Data items
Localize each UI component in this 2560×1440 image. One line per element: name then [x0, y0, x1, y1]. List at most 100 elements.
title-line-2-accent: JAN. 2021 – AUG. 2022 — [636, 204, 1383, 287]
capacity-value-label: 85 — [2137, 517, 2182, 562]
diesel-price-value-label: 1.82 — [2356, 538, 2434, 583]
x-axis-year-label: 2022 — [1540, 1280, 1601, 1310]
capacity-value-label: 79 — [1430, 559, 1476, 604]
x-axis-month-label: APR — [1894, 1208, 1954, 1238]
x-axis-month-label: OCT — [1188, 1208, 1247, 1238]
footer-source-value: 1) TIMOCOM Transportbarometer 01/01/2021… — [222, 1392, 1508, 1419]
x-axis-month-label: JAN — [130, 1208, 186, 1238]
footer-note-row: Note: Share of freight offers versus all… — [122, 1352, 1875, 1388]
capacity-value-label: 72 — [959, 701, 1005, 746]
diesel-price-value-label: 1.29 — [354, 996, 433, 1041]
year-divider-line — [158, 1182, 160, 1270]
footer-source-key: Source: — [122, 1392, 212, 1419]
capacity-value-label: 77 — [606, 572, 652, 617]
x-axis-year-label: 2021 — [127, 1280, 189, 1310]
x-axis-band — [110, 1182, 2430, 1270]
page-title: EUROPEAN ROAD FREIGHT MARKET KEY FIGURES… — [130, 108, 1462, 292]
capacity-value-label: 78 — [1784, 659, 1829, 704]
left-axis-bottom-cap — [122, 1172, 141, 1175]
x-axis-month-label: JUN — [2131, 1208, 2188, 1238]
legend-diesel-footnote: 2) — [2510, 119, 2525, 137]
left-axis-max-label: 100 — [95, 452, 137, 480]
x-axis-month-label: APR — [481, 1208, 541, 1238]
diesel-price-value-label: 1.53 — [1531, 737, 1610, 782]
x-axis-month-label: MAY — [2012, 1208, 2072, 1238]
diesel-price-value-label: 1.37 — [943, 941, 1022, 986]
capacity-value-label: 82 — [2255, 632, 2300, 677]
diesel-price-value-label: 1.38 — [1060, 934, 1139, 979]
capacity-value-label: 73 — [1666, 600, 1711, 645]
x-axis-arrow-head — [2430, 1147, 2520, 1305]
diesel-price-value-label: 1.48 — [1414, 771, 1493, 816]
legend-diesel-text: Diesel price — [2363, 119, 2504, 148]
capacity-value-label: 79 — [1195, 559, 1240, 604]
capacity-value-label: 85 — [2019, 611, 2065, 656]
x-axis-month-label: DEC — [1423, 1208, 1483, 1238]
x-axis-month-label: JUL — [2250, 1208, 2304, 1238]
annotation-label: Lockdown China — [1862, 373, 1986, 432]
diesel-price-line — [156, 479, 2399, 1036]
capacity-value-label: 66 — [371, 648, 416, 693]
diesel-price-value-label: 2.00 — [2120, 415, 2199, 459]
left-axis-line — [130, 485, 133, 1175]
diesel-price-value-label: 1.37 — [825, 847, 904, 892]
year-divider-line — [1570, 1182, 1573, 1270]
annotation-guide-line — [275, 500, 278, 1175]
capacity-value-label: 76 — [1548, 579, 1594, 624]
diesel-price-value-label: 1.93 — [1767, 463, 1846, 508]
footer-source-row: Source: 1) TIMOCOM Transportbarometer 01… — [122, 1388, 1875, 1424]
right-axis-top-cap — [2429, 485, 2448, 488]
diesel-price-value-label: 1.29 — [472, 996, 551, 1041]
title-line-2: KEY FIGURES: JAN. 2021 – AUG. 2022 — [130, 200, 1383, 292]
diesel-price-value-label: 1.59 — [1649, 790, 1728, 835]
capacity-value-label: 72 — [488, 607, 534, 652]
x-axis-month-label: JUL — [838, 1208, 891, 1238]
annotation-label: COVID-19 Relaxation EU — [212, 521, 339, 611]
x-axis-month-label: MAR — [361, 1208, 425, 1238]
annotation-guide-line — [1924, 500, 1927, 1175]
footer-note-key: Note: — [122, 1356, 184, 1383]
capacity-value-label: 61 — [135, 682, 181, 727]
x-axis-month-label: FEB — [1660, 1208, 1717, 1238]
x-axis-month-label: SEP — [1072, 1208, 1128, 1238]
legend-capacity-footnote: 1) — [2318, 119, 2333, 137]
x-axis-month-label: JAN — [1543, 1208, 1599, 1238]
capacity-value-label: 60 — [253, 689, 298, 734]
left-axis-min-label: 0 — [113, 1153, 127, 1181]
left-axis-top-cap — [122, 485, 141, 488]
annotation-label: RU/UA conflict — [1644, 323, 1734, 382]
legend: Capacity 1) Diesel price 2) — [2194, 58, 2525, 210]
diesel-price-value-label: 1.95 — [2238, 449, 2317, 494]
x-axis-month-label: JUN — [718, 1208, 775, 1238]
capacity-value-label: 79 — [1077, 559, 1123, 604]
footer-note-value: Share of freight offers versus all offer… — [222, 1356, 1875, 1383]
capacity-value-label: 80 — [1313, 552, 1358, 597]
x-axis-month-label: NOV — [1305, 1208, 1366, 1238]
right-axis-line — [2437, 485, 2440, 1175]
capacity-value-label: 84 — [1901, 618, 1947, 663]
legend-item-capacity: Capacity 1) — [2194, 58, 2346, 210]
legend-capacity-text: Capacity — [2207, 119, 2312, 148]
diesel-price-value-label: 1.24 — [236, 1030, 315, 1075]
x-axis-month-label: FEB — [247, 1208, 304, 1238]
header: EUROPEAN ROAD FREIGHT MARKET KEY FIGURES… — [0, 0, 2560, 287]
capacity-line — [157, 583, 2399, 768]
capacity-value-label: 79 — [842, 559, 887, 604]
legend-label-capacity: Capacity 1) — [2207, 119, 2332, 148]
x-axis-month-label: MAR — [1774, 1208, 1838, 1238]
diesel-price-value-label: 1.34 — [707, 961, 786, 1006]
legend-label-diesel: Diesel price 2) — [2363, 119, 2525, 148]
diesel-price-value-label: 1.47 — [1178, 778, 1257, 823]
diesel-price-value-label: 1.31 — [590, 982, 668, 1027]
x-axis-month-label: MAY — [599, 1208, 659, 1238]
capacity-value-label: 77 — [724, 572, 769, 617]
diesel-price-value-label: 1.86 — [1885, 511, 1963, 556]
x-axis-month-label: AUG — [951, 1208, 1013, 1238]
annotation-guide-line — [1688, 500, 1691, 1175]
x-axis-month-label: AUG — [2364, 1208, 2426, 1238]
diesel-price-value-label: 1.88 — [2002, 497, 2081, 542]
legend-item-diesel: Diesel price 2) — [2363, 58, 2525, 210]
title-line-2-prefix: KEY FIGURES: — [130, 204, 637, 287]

[Stated task]: Give the data above again, switching each "capacity-value-label" to "capacity-label" and leaving everything else unchanged.

[Full answer]:
Localize each UI component in this 2560×1440 image. One line per element: name then [x0, y0, x1, y1]. List at most 100 elements.
title-line-2-accent: JAN. 2021 – AUG. 2022 — [636, 204, 1383, 287]
capacity-label: 85 — [2137, 517, 2182, 562]
diesel-price-value-label: 1.82 — [2356, 538, 2434, 583]
x-axis-year-label: 2022 — [1540, 1280, 1601, 1310]
capacity-label: 79 — [1430, 559, 1476, 604]
x-axis-month-label: APR — [1894, 1208, 1954, 1238]
x-axis-month-label: OCT — [1188, 1208, 1247, 1238]
footer-source-value: 1) TIMOCOM Transportbarometer 01/01/2021… — [222, 1392, 1508, 1419]
x-axis-month-label: JAN — [130, 1208, 186, 1238]
footer-note-row: Note: Share of freight offers versus all… — [122, 1352, 1875, 1388]
capacity-label: 72 — [959, 701, 1005, 746]
diesel-price-value-label: 1.29 — [354, 996, 433, 1041]
year-divider-line — [158, 1182, 160, 1270]
footer-source-key: Source: — [122, 1392, 212, 1419]
capacity-label: 77 — [606, 572, 652, 617]
x-axis-year-label: 2021 — [127, 1280, 189, 1310]
x-axis-band — [110, 1182, 2430, 1270]
page-title: EUROPEAN ROAD FREIGHT MARKET KEY FIGURES… — [130, 108, 1462, 292]
capacity-label: 78 — [1784, 659, 1829, 704]
left-axis-bottom-cap — [122, 1172, 141, 1175]
x-axis-month-label: JUN — [2131, 1208, 2188, 1238]
legend-diesel-footnote: 2) — [2510, 119, 2525, 137]
left-axis-max-label: 100 — [95, 452, 137, 480]
x-axis-month-label: APR — [481, 1208, 541, 1238]
diesel-price-value-label: 1.53 — [1531, 737, 1610, 782]
x-axis-month-label: MAY — [2012, 1208, 2072, 1238]
diesel-price-value-label: 1.37 — [943, 941, 1022, 986]
capacity-label: 82 — [2255, 632, 2300, 677]
diesel-price-value-label: 1.38 — [1060, 934, 1139, 979]
capacity-label: 73 — [1666, 600, 1711, 645]
x-axis-arrow-head — [2430, 1147, 2520, 1305]
diesel-price-value-label: 1.48 — [1414, 771, 1493, 816]
legend-diesel-text: Diesel price — [2363, 119, 2504, 148]
capacity-label: 79 — [1195, 559, 1240, 604]
capacity-label: 85 — [2019, 611, 2065, 656]
x-axis-month-label: DEC — [1423, 1208, 1483, 1238]
x-axis-month-label: JUL — [2250, 1208, 2304, 1238]
annotation-label: Lockdown China — [1862, 373, 1986, 432]
diesel-price-line — [156, 479, 2399, 1036]
capacity-label: 66 — [371, 648, 416, 693]
diesel-price-value-label: 2.00 — [2120, 415, 2199, 459]
left-axis-line — [130, 485, 133, 1175]
diesel-price-value-label: 1.37 — [825, 847, 904, 892]
year-divider-line — [1570, 1182, 1573, 1270]
annotation-guide-line — [275, 500, 278, 1175]
capacity-label: 76 — [1548, 579, 1594, 624]
diesel-price-value-label: 1.93 — [1767, 463, 1846, 508]
footer-source-row: Source: 1) TIMOCOM Transportbarometer 01… — [122, 1388, 1875, 1424]
right-axis-top-cap — [2429, 485, 2448, 488]
diesel-price-value-label: 1.29 — [472, 996, 551, 1041]
title-line-2: KEY FIGURES: JAN. 2021 – AUG. 2022 — [130, 200, 1383, 292]
diesel-price-value-label: 1.59 — [1649, 790, 1728, 835]
capacity-label: 72 — [488, 607, 534, 652]
x-axis-month-label: JUL — [838, 1208, 891, 1238]
annotation-label: COVID-19 Relaxation EU — [212, 521, 339, 611]
x-axis-month-label: MAR — [361, 1208, 425, 1238]
annotation-guide-line — [1924, 500, 1927, 1175]
footer-note-key: Note: — [122, 1356, 184, 1383]
capacity-label: 61 — [135, 682, 181, 727]
x-axis-month-label: FEB — [1660, 1208, 1717, 1238]
x-axis-month-label: SEP — [1072, 1208, 1128, 1238]
legend-capacity-footnote: 1) — [2318, 119, 2333, 137]
x-axis-month-label: JAN — [1543, 1208, 1599, 1238]
capacity-label: 60 — [253, 689, 298, 734]
left-axis-min-label: 0 — [113, 1153, 127, 1181]
left-axis-top-cap — [122, 485, 141, 488]
annotation-label: RU/UA conflict — [1644, 323, 1734, 382]
legend: Capacity 1) Diesel price 2) — [2194, 58, 2525, 210]
diesel-price-value-label: 1.95 — [2238, 449, 2317, 494]
x-axis-month-label: JUN — [718, 1208, 775, 1238]
capacity-label: 79 — [1077, 559, 1123, 604]
footer-note-value: Share of freight offers versus all offer… — [222, 1356, 1875, 1383]
capacity-label: 80 — [1313, 552, 1358, 597]
x-axis-month-label: NOV — [1305, 1208, 1366, 1238]
right-axis-line — [2437, 485, 2440, 1175]
capacity-label: 84 — [1901, 618, 1947, 663]
legend-item-capacity: Capacity 1) — [2194, 58, 2346, 210]
legend-capacity-text: Capacity — [2207, 119, 2312, 148]
diesel-price-value-label: 1.24 — [236, 1030, 315, 1075]
x-axis-month-label: FEB — [247, 1208, 304, 1238]
header: EUROPEAN ROAD FREIGHT MARKET KEY FIGURES… — [0, 0, 2560, 287]
capacity-line — [157, 583, 2399, 768]
capacity-label: 79 — [842, 559, 887, 604]
legend-label-capacity: Capacity 1) — [2207, 119, 2332, 148]
x-axis-month-label: MAR — [1774, 1208, 1838, 1238]
diesel-price-value-label: 1.34 — [707, 961, 786, 1006]
legend-label-diesel: Diesel price 2) — [2363, 119, 2525, 148]
diesel-price-value-label: 1.47 — [1178, 778, 1257, 823]
diesel-price-value-label: 1.31 — [590, 982, 668, 1027]
x-axis-month-label: MAY — [599, 1208, 659, 1238]
capacity-label: 77 — [724, 572, 769, 617]
diesel-price-value-label: 1.86 — [1885, 511, 1963, 556]
x-axis-month-label: AUG — [951, 1208, 1013, 1238]
annotation-guide-line — [1688, 500, 1691, 1175]
x-axis-month-label: AUG — [2364, 1208, 2426, 1238]
diesel-price-value-label: 1.88 — [2002, 497, 2081, 542]
legend-item-diesel: Diesel price 2) — [2363, 58, 2525, 210]
title-line-2-prefix: KEY FIGURES: — [130, 204, 637, 287]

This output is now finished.